Extracts from a graphics dataset
_ _ _
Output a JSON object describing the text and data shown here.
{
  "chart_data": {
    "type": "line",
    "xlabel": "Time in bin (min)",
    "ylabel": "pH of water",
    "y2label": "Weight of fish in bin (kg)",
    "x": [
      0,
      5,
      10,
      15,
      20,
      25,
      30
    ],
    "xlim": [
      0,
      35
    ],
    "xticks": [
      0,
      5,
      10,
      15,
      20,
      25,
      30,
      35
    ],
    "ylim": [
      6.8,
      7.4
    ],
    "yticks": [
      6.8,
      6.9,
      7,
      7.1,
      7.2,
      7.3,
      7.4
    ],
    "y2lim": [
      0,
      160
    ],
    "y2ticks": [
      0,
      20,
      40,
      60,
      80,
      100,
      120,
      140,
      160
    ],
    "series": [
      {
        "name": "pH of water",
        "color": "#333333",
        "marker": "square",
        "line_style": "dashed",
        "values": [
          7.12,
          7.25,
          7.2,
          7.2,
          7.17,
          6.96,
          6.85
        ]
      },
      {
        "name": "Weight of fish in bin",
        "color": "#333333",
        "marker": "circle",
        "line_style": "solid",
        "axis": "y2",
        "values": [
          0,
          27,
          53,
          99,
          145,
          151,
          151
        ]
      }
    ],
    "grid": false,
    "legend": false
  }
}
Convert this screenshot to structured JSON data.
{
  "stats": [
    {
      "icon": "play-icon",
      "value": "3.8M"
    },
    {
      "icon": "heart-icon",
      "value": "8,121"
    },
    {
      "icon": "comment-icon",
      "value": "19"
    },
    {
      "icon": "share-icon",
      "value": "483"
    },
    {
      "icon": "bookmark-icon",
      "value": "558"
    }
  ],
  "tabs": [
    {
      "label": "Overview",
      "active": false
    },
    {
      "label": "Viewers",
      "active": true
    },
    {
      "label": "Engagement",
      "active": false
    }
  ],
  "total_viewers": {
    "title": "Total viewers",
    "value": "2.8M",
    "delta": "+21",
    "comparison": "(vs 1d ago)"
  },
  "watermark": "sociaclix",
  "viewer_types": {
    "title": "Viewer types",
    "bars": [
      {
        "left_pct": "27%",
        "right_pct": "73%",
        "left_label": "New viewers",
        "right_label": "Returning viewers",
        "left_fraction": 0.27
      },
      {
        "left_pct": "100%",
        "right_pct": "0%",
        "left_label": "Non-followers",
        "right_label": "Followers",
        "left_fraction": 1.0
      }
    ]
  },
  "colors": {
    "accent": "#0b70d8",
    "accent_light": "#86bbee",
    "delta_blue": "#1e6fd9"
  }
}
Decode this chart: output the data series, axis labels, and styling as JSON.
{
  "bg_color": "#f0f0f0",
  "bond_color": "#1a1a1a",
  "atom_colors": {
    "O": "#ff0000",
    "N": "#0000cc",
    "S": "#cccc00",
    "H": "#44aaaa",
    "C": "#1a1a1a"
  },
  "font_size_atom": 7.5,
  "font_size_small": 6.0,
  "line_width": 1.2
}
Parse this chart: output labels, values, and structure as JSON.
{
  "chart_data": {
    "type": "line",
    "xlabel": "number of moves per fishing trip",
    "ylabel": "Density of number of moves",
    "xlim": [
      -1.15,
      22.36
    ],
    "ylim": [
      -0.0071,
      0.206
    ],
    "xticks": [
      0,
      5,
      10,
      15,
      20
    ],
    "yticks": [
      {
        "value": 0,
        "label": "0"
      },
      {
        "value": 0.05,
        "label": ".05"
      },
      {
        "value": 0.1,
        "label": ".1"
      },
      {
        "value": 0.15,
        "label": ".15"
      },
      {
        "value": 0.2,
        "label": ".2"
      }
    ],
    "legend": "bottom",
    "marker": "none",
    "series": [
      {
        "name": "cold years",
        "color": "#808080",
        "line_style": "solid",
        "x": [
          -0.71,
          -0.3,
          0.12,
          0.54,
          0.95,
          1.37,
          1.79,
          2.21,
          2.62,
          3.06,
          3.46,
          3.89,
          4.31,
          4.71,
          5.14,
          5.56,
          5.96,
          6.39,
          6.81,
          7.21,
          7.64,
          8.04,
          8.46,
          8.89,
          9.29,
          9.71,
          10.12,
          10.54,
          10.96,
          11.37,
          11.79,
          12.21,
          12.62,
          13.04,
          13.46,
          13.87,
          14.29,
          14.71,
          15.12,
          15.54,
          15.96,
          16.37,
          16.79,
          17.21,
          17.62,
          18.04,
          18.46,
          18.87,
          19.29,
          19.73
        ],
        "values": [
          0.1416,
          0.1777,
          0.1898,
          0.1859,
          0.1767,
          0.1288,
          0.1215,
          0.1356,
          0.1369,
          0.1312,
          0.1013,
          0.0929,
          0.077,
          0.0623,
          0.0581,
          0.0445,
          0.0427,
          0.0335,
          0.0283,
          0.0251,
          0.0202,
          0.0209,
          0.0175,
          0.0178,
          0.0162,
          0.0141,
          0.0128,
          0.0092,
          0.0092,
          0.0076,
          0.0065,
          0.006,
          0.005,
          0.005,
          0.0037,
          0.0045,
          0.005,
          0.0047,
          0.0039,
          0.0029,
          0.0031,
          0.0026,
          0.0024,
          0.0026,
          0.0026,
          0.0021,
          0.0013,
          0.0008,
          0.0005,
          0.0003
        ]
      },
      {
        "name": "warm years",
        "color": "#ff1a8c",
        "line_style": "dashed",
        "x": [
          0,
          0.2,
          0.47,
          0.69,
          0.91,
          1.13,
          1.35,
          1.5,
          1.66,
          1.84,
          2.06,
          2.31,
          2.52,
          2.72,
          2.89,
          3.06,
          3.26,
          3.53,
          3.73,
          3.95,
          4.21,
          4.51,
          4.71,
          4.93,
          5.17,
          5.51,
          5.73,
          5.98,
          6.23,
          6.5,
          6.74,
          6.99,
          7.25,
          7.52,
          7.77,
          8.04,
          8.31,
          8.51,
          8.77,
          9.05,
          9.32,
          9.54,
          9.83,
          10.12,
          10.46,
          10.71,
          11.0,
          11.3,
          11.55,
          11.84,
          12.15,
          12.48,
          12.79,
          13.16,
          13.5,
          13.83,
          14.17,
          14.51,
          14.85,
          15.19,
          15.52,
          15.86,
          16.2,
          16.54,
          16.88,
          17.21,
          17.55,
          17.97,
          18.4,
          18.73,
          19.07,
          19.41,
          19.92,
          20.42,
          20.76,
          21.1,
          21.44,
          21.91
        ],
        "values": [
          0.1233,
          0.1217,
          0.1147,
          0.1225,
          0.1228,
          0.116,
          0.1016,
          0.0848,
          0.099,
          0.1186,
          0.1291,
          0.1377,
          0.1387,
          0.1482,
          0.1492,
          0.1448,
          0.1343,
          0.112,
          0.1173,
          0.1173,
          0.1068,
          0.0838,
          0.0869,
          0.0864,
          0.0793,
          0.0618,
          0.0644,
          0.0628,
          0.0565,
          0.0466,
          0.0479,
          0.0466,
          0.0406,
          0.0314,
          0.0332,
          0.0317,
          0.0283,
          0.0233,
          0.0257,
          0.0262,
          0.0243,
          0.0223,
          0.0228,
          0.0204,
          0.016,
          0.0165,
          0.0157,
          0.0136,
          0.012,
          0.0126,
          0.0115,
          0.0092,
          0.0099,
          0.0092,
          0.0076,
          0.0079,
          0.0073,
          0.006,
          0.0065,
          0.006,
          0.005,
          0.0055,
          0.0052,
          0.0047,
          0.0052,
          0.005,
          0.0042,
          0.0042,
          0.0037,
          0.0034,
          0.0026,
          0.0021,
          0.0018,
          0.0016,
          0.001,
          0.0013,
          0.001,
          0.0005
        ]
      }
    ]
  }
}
_ _ _
**Goal of the exercise**
Produce an exact copy of every entry above.

**The solution**
Output a JSON object describing the text and data shown here.
{
  "chart_data": {
    "type": "line",
    "xlabel": "Time in bin (min)",
    "ylabel": "pH of water",
    "y2label": "Weight of fish in bin (kg)",
    "x": [
      0,
      5,
      10,
      15,
      20,
      25,
      30
    ],
    "xlim": [
      0,
      35
    ],
    "xticks": [
      0,
      5,
      10,
      15,
      20,
      25,
      30,
      35
    ],
    "ylim": [
      6.8,
      7.4
    ],
    "yticks": [
      6.8,
      6.9,
      7,
      7.1,
      7.2,
      7.3,
      7.4
    ],
    "y2lim": [
      0,
      160
    ],
    "y2ticks": [
      0,
      20,
      40,
      60,
      80,
      100,
      120,
      140,
      160
    ],
    "series": [
      {
        "name": "pH of water",
        "color": "#333333",
        "marker": "square",
        "line_style": "dashed",
        "values": [
          7.12,
          7.25,
          7.2,
          7.2,
          7.17,
          6.96,
          6.85
        ]
      },
      {
        "name": "Weight of fish in bin",
        "color": "#333333",
        "marker": "circle",
        "line_style": "solid",
        "axis": "y2",
        "values": [
          0,
          27,
          53,
          99,
          145,
          151,
          151
        ]
      }
    ],
    "grid": false,
    "legend": false
  }
}
Convert this screenshot to structured JSON data.
{
  "stats": [
    {
      "icon": "play-icon",
      "value": "3.8M"
    },
    {
      "icon": "heart-icon",
      "value": "8,121"
    },
    {
      "icon": "comment-icon",
      "value": "19"
    },
    {
      "icon": "share-icon",
      "value": "483"
    },
    {
      "icon": "bookmark-icon",
      "value": "558"
    }
  ],
  "tabs": [
    {
      "label": "Overview",
      "active": false
    },
    {
      "label": "Viewers",
      "active": true
    },
    {
      "label": "Engagement",
      "active": false
    }
  ],
  "total_viewers": {
    "title": "Total viewers",
    "value": "2.8M",
    "delta": "+21",
    "comparison": "(vs 1d ago)"
  },
  "watermark": "sociaclix",
  "viewer_types": {
    "title": "Viewer types",
    "bars": [
      {
        "left_pct": "27%",
        "right_pct": "73%",
        "left_label": "New viewers",
        "right_label": "Returning viewers",
        "left_fraction": 0.27
      },
      {
        "left_pct": "100%",
        "right_pct": "0%",
        "left_label": "Non-followers",
        "right_label": "Followers",
        "left_fraction": 1.0
      }
    ]
  },
  "colors": {
    "accent": "#0b70d8",
    "accent_light": "#86bbee",
    "delta_blue": "#1e6fd9"
  }
}
Decode this chart: output the data series, axis labels, and styling as JSON.
{
  "bg_color": "#f0f0f0",
  "bond_color": "#1a1a1a",
  "atom_colors": {
    "O": "#ff0000",
    "N": "#0000cc",
    "S": "#cccc00",
    "H": "#44aaaa",
    "C": "#1a1a1a"
  },
  "font_size_atom": 7.5,
  "font_size_small": 6.0,
  "line_width": 1.2
}
Parse this chart: output labels, values, and structure as JSON.
{
  "chart_data": {
    "type": "line",
    "xlabel": "number of moves per fishing trip",
    "ylabel": "Density of number of moves",
    "xlim": [
      -1.15,
      22.36
    ],
    "ylim": [
      -0.0071,
      0.206
    ],
    "xticks": [
      0,
      5,
      10,
      15,
      20
    ],
    "yticks": [
      {
        "value": 0,
        "label": "0"
      },
      {
        "value": 0.05,
        "label": ".05"
      },
      {
        "value": 0.1,
        "label": ".1"
      },
      {
        "value": 0.15,
        "label": ".15"
      },
      {
        "value": 0.2,
        "label": ".2"
      }
    ],
    "legend": "bottom",
    "marker": "none",
    "series": [
      {
        "name": "cold years",
        "color": "#808080",
        "line_style": "solid",
        "x": [
          -0.71,
          -0.3,
          0.12,
          0.54,
          0.95,
          1.37,
          1.79,
          2.21,
          2.62,
          3.06,
          3.46,
          3.89,
          4.31,
          4.71,
          5.14,
          5.56,
          5.96,
          6.39,
          6.81,
          7.21,
          7.64,
          8.04,
          8.46,
          8.89,
          9.29,
          9.71,
          10.12,
          10.54,
          10.96,
          11.37,
          11.79,
          12.21,
          12.62,
          13.04,
          13.46,
          13.87,
          14.29,
          14.71,
          15.12,
          15.54,
          15.96,
          16.37,
          16.79,
          17.21,
          17.62,
          18.04,
          18.46,
          18.87,
          19.29,
          19.73
        ],
        "values": [
          0.1416,
          0.1777,
          0.1898,
          0.1859,
          0.1767,
          0.1288,
          0.1215,
          0.1356,
          0.1369,
          0.1312,
          0.1013,
          0.0929,
          0.077,
          0.0623,
          0.0581,
          0.0445,
          0.0427,
          0.0335,
          0.0283,
          0.0251,
          0.0202,
          0.0209,
          0.0175,
          0.0178,
          0.0162,
          0.0141,
          0.0128,
          0.0092,
          0.0092,
          0.0076,
          0.0065,
          0.006,
          0.005,
          0.005,
          0.0037,
          0.0045,
          0.005,
          0.0047,
          0.0039,
          0.0029,
          0.0031,
          0.0026,
          0.0024,
          0.0026,
          0.0026,
          0.0021,
          0.0013,
          0.0008,
          0.0005,
          0.0003
        ]
      },
      {
        "name": "warm years",
        "color": "#ff1a8c",
        "line_style": "dashed",
        "x": [
          0,
          0.2,
          0.47,
          0.69,
          0.91,
          1.13,
          1.35,
          1.5,
          1.66,
          1.84,
          2.06,
          2.31,
          2.52,
          2.72,
          2.89,
          3.06,
          3.26,
          3.53,
          3.73,
          3.95,
          4.21,
          4.51,
          4.71,
          4.93,
          5.17,
          5.51,
          5.73,
          5.98,
          6.23,
          6.5,
          6.74,
          6.99,
          7.25,
          7.52,
          7.77,
          8.04,
          8.31,
          8.51,
          8.77,
          9.05,
          9.32,
          9.54,
          9.83,
          10.12,
          10.46,
          10.71,
          11.0,
          11.3,
          11.55,
          11.84,
          12.15,
          12.48,
          12.79,
          13.16,
          13.5,
          13.83,
          14.17,
          14.51,
          14.85,
          15.19,
          15.52,
          15.86,
          16.2,
          16.54,
          16.88,
          17.21,
          17.55,
          17.97,
          18.4,
          18.73,
          19.07,
          19.41,
          19.92,
          20.42,
          20.76,
          21.1,
          21.44,
          21.91
        ],
        "values": [
          0.1233,
          0.1217,
          0.1147,
          0.1225,
          0.1228,
          0.116,
          0.1016,
          0.0848,
          0.099,
          0.1186,
          0.1291,
          0.1377,
          0.1387,
          0.1482,
          0.1492,
          0.1448,
          0.1343,
          0.112,
          0.1173,
          0.1173,
          0.1068,
          0.0838,
          0.0869,
          0.0864,
          0.0793,
          0.0618,
          0.0644,
          0.0628,
          0.0565,
          0.0466,
          0.0479,
          0.0466,
          0.0406,
          0.0314,
          0.0332,
          0.0317,
          0.0283,
          0.0233,
          0.0257,
          0.0262,
          0.0243,
          0.0223,
          0.0228,
          0.0204,
          0.016,
          0.0165,
          0.0157,
          0.0136,
          0.012,
          0.0126,
          0.0115,
          0.0092,
          0.0099,
          0.0092,
          0.0076,
          0.0079,
          0.0073,
          0.006,
          0.0065,
          0.006,
          0.005,
          0.0055,
          0.0052,
          0.0047,
          0.0052,
          0.005,
          0.0042,
          0.0042,
          0.0037,
          0.0034,
          0.0026,
          0.0021,
          0.0018,
          0.0016,
          0.001,
          0.0013,
          0.001,
          0.0005
        ]
      }
    ]
  }
}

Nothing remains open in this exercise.